PAGE TEXT:
- - -

The program has already demonstrated what’s possible when teams of caregivers work together to create and follow a care plan that takes a patient’s complete medical and behavioral needs into account. IEHP created the new approach in stages.

 

First, the health plan chose 31 of its hundreds of care sites that were ready and eager to try something new. With $35 million in total funding from IEHP, each site hired new staff to create a complex-care team: a complex care manager (either an RN or an LCSW), a care coordinator to handle outreach and referrals, and a behavioral health clinician.

 

It wasn’t enough to build “a co-located model were people work down the hall from each other but never really talk to each other,” or one where you just shuffle notes back and forth from one service to the other, Sayles explains. The services had to be truly integrated—just as a patient’s needs are.

 

Each care team began by partnering with one or two physicians on site who were most interested in this work. They started with the highest-risk patients, those who suffered from multiple physical and behavioral conditions. And they provided new kinds of services that those patients and their communities had never had before, such as community outreach, individualized health education, expanded screening to spot a more complete set of patient needs, and connections to other agencies for any services the team itself couldn’t provide. At the heart of this work was a shared care plan, followed by the whole team and created with the patient’s own goals in mind.

- - -

[Items listed in a dataset]
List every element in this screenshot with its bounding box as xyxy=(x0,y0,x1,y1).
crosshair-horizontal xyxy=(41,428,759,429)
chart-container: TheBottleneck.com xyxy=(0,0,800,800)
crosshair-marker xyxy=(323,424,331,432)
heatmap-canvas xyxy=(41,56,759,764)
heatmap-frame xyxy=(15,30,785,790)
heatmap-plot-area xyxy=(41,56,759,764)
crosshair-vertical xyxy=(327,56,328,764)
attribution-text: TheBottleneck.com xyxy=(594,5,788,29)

- - -

TO DO:
- a) Reproduce the passage on IEHP's complex-care program word for word, beginning at the words "Each care team" and stopping after "goals in mind.".
- b) According to the passage on IEHP's complex-care program, how many care sites did the health plan choose for the new approach?

WRITTEN RESPONSES:
- a)
Each care team began by partnering with one or two physicians on site who were most interested in this work. They started with the highest-risk patients, those who suffered from multiple physical and behavioral conditions. And they provided new kinds of services that those patients and their communities had never had before, such as community outreach, individualized health education, expanded screening to spot a more complete set of patient needs, and connections to other agencies for any services the team itself couldn’t provide. At the heart of this work was a shared care plan, followed by the whole team and created with the patient’s own goals in mind.

- b) 31